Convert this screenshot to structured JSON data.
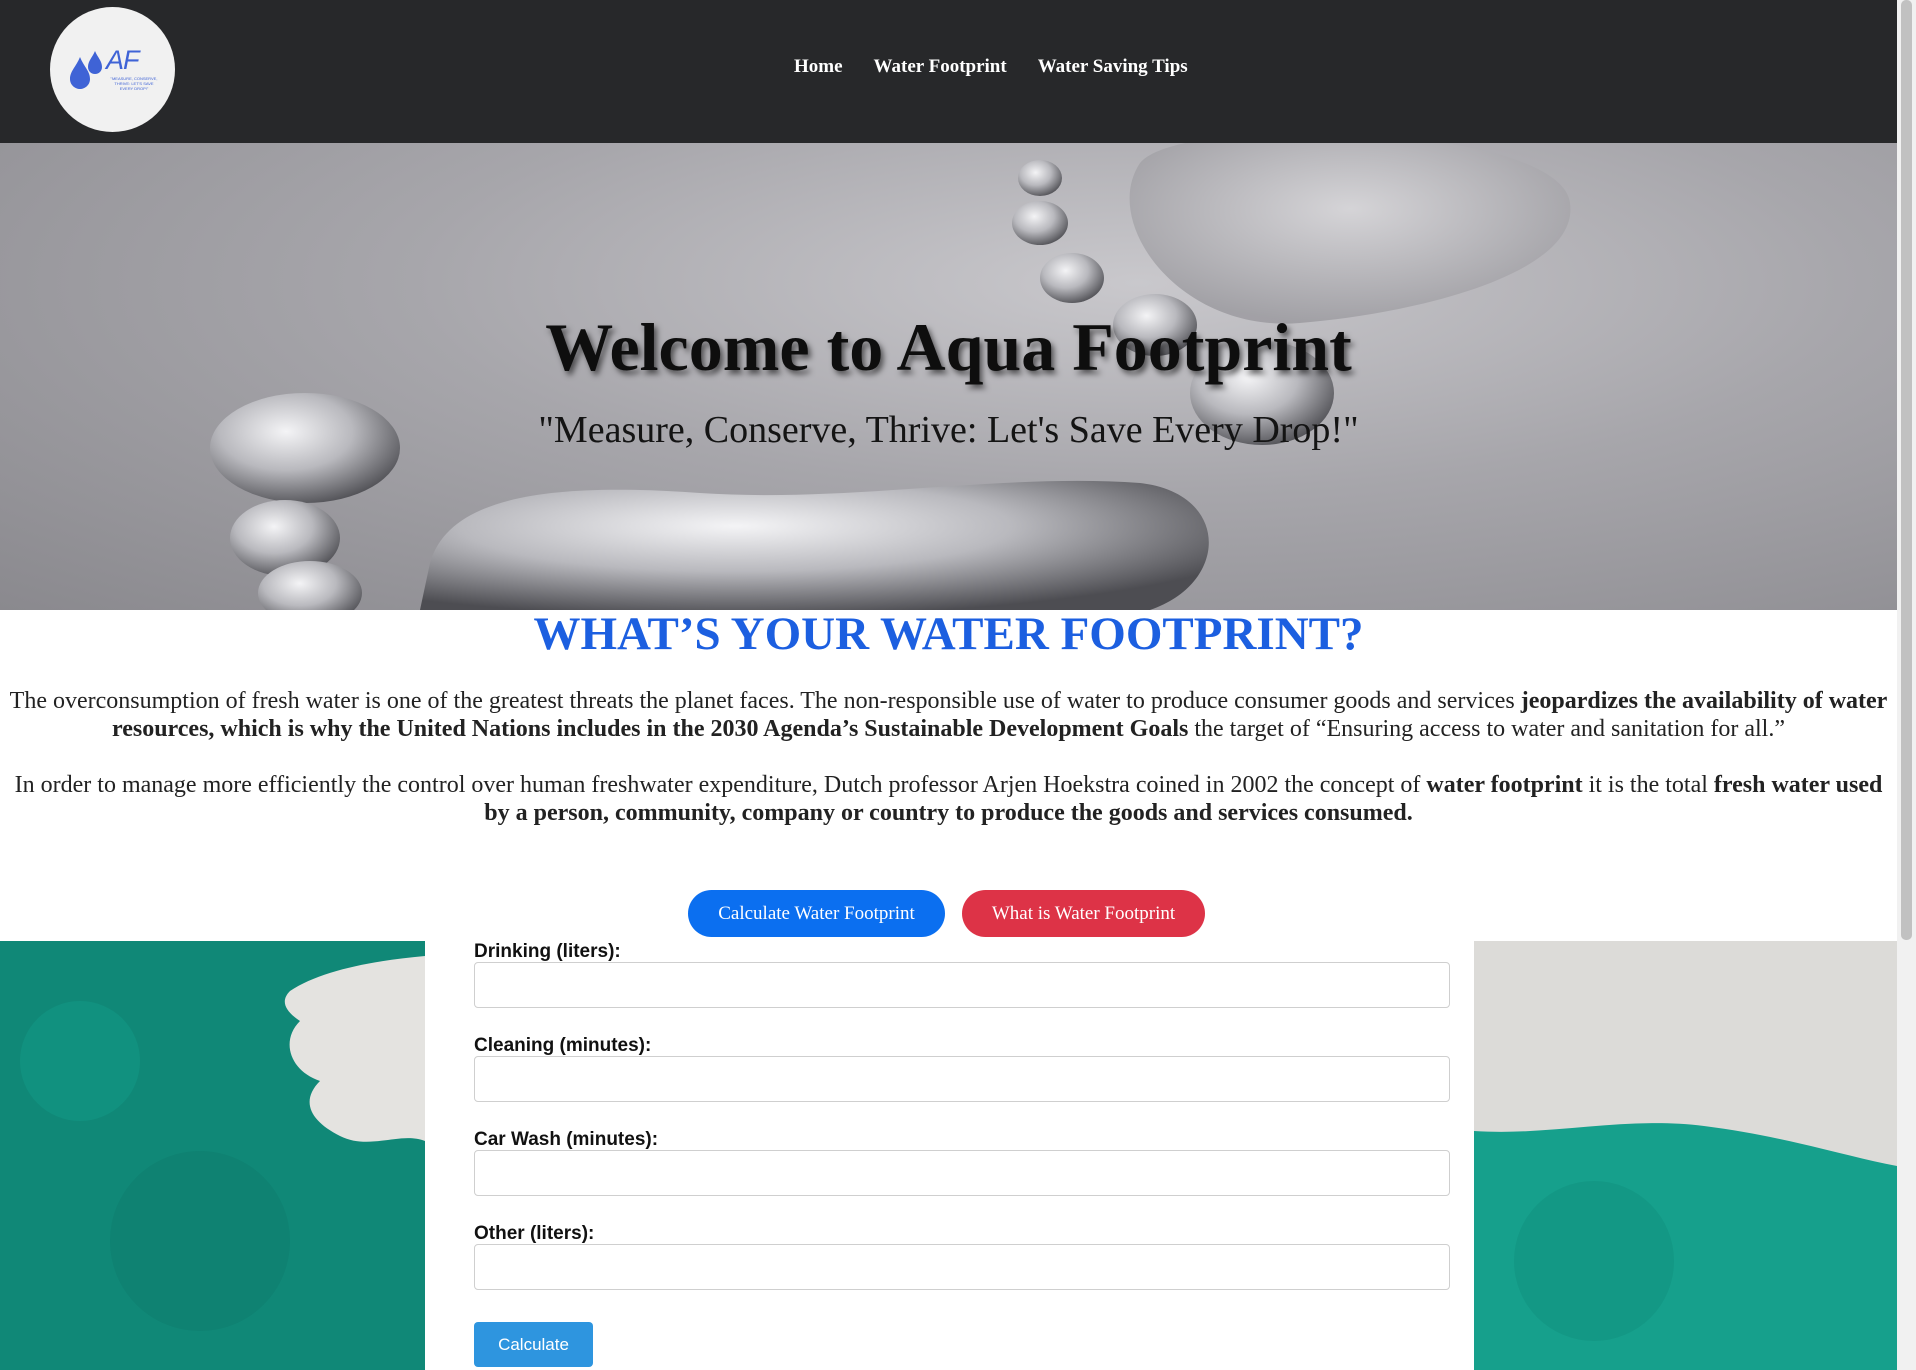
{
  "header": {
    "logo": {
      "text": "AF",
      "tagline": "\"MEASURE, CONSERVE, THRIVE: LET'S SAVE EVERY DROP!\""
    },
    "nav": [
      "Home",
      "Water Footprint",
      "Water Saving Tips"
    ]
  },
  "hero": {
    "title": "Welcome to Aqua Footprint",
    "subtitle": "\"Measure, Conserve, Thrive: Let's Save Every Drop!\""
  },
  "content": {
    "heading": "WHAT’S YOUR WATER FOOTPRINT?",
    "p1": {
      "a": "The overconsumption of fresh water is one of the greatest threats the planet faces. The non-responsible use of water to produce consumer goods and services ",
      "b": "jeopardizes the availability of water resources, which is why the United Nations includes in the 2030 Agenda’s Sustainable Development Goals",
      "c": " the target of “Ensuring access to water and sanitation for all.”"
    },
    "p2": {
      "a": "In order to manage more efficiently the control over human freshwater expenditure, Dutch professor Arjen Hoekstra coined in 2002 the concept of ",
      "b": "water footprint",
      "c": " it is the total ",
      "d": "fresh water used by a person, community, company or country to produce the goods and services consumed."
    }
  },
  "buttons": {
    "calculate": "Calculate Water Footprint",
    "what": "What is Water Footprint"
  },
  "form": {
    "fields": [
      {
        "label": "Drinking (liters):",
        "value": ""
      },
      {
        "label": "Cleaning (minutes):",
        "value": ""
      },
      {
        "label": "Car Wash (minutes):",
        "value": ""
      },
      {
        "label": "Other (liters):",
        "value": ""
      }
    ],
    "submit": "Calculate"
  },
  "colors": {
    "header": "#27282a",
    "heading": "#1c5fe0",
    "btn_blue": "#0b6ff0",
    "btn_red": "#dd3347",
    "submit": "#2e95df"
  }
}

**What the task requires:**
Repeat the material verbatim. Do not carry over any picture.

**Solution to this task:**
Convert this screenshot to structured JSON data.
{
  "header": {
    "logo": {
      "text": "AF",
      "tagline": "\"MEASURE, CONSERVE, THRIVE: LET'S SAVE EVERY DROP!\""
    },
    "nav": [
      "Home",
      "Water Footprint",
      "Water Saving Tips"
    ]
  },
  "hero": {
    "title": "Welcome to Aqua Footprint",
    "subtitle": "\"Measure, Conserve, Thrive: Let's Save Every Drop!\""
  },
  "content": {
    "heading": "WHAT’S YOUR WATER FOOTPRINT?",
    "p1": {
      "a": "The overconsumption of fresh water is one of the greatest threats the planet faces. The non-responsible use of water to produce consumer goods and services ",
      "b": "jeopardizes the availability of water resources, which is why the United Nations includes in the 2030 Agenda’s Sustainable Development Goals",
      "c": " the target of “Ensuring access to water and sanitation for all.”"
    },
    "p2": {
      "a": "In order to manage more efficiently the control over human freshwater expenditure, Dutch professor Arjen Hoekstra coined in 2002 the concept of ",
      "b": "water footprint",
      "c": " it is the total ",
      "d": "fresh water used by a person, community, company or country to produce the goods and services consumed."
    }
  },
  "buttons": {
    "calculate": "Calculate Water Footprint",
    "what": "What is Water Footprint"
  },
  "form": {
    "fields": [
      {
        "label": "Drinking (liters):",
        "value": ""
      },
      {
        "label": "Cleaning (minutes):",
        "value": ""
      },
      {
        "label": "Car Wash (minutes):",
        "value": ""
      },
      {
        "label": "Other (liters):",
        "value": ""
      }
    ],
    "submit": "Calculate"
  },
  "colors": {
    "header": "#27282a",
    "heading": "#1c5fe0",
    "btn_blue": "#0b6ff0",
    "btn_red": "#dd3347",
    "submit": "#2e95df"
  }
}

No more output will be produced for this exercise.